◆ **Problem to solve**:
Each line that holds the word "this" counts once. Give the total number of such lines and nothing else.

(Collected data)
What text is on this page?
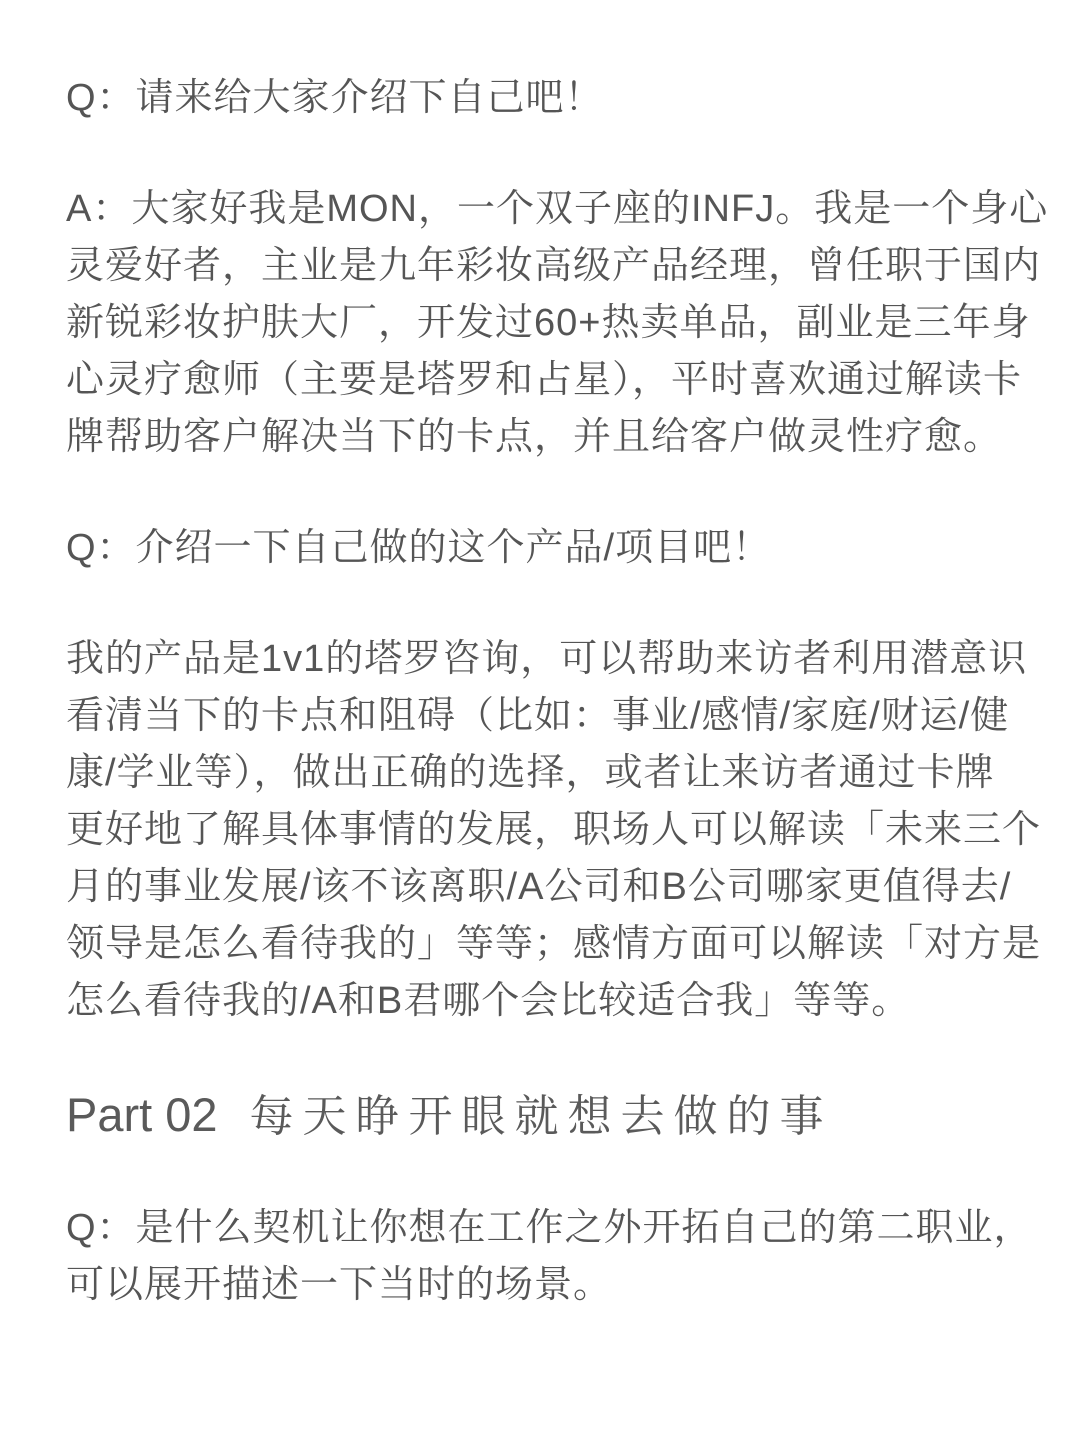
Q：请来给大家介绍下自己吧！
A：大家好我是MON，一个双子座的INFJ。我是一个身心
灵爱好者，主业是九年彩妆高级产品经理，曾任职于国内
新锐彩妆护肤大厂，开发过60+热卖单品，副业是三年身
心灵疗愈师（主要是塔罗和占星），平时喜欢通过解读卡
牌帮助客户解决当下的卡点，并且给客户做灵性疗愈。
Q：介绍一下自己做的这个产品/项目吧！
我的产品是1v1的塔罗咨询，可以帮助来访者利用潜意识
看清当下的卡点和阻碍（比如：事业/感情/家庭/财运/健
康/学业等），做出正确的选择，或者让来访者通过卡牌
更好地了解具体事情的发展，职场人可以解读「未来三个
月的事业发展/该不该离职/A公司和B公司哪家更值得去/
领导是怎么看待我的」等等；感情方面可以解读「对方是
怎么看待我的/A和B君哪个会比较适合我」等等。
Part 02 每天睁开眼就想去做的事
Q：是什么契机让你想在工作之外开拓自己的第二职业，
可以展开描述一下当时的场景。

==

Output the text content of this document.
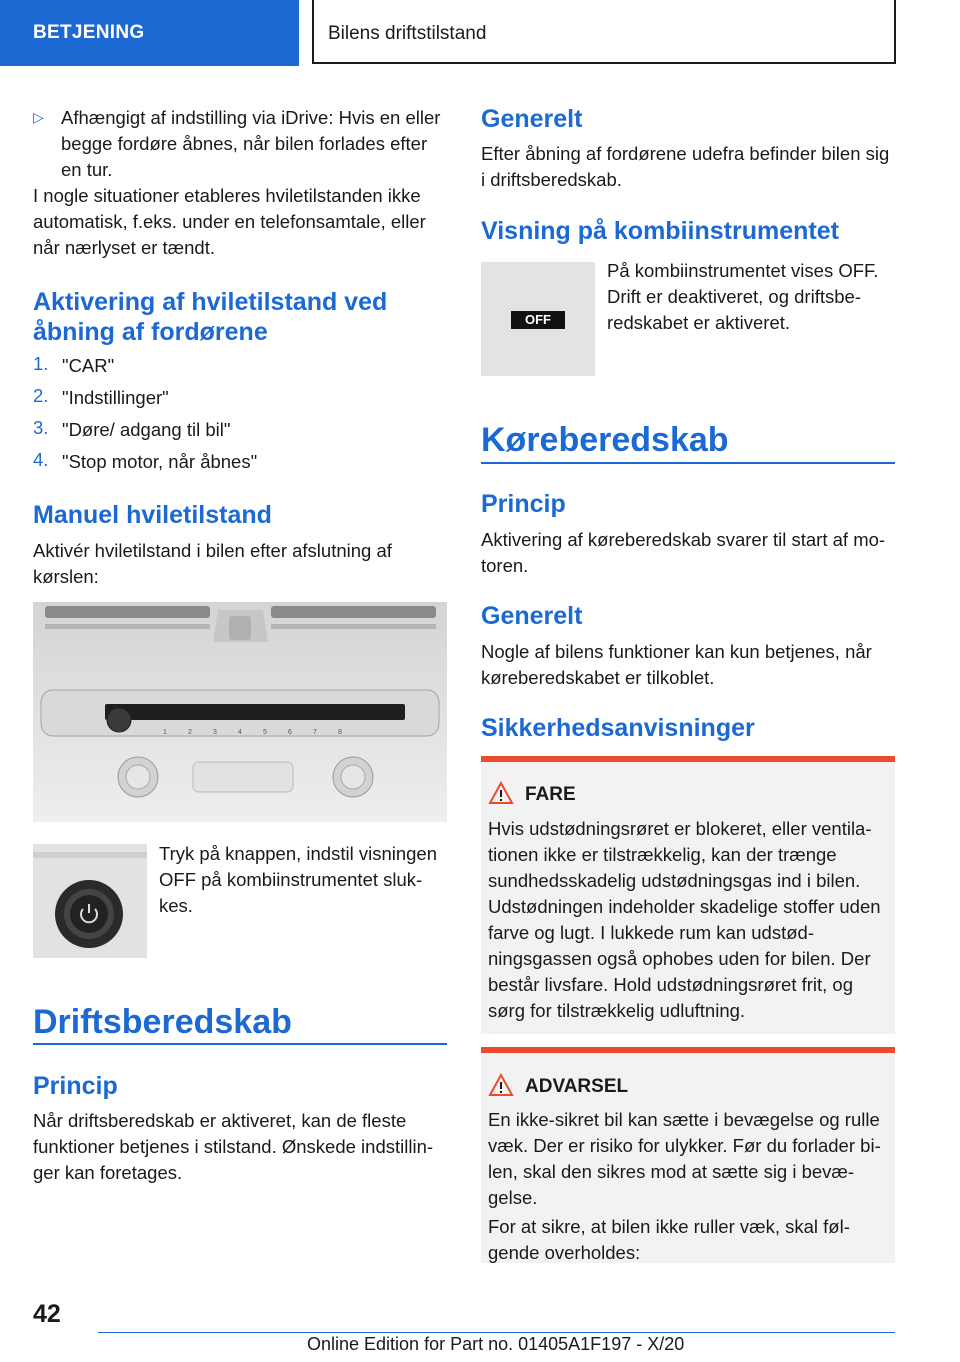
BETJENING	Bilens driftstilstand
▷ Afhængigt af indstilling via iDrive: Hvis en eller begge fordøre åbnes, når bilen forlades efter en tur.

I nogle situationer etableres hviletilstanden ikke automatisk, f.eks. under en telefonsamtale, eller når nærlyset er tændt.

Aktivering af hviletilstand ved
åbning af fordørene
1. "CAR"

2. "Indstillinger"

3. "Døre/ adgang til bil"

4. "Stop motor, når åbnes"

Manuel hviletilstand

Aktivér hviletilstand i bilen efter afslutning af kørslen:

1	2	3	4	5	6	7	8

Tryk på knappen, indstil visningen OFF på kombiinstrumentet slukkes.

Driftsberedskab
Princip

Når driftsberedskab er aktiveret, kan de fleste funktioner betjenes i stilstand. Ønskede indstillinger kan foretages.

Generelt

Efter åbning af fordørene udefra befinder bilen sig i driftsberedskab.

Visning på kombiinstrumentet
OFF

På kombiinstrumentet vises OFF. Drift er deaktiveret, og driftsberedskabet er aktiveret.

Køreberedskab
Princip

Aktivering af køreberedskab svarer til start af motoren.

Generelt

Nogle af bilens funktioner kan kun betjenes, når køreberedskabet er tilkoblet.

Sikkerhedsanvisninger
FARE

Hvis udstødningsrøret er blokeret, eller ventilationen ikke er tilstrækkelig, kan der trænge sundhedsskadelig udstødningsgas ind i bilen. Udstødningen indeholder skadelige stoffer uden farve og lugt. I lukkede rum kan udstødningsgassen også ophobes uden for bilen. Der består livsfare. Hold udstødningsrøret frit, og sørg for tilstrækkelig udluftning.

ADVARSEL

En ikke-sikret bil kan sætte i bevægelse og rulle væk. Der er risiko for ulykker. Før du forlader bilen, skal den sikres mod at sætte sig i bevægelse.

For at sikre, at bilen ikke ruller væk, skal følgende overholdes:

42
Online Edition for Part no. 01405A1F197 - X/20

◆ **Task output**:
2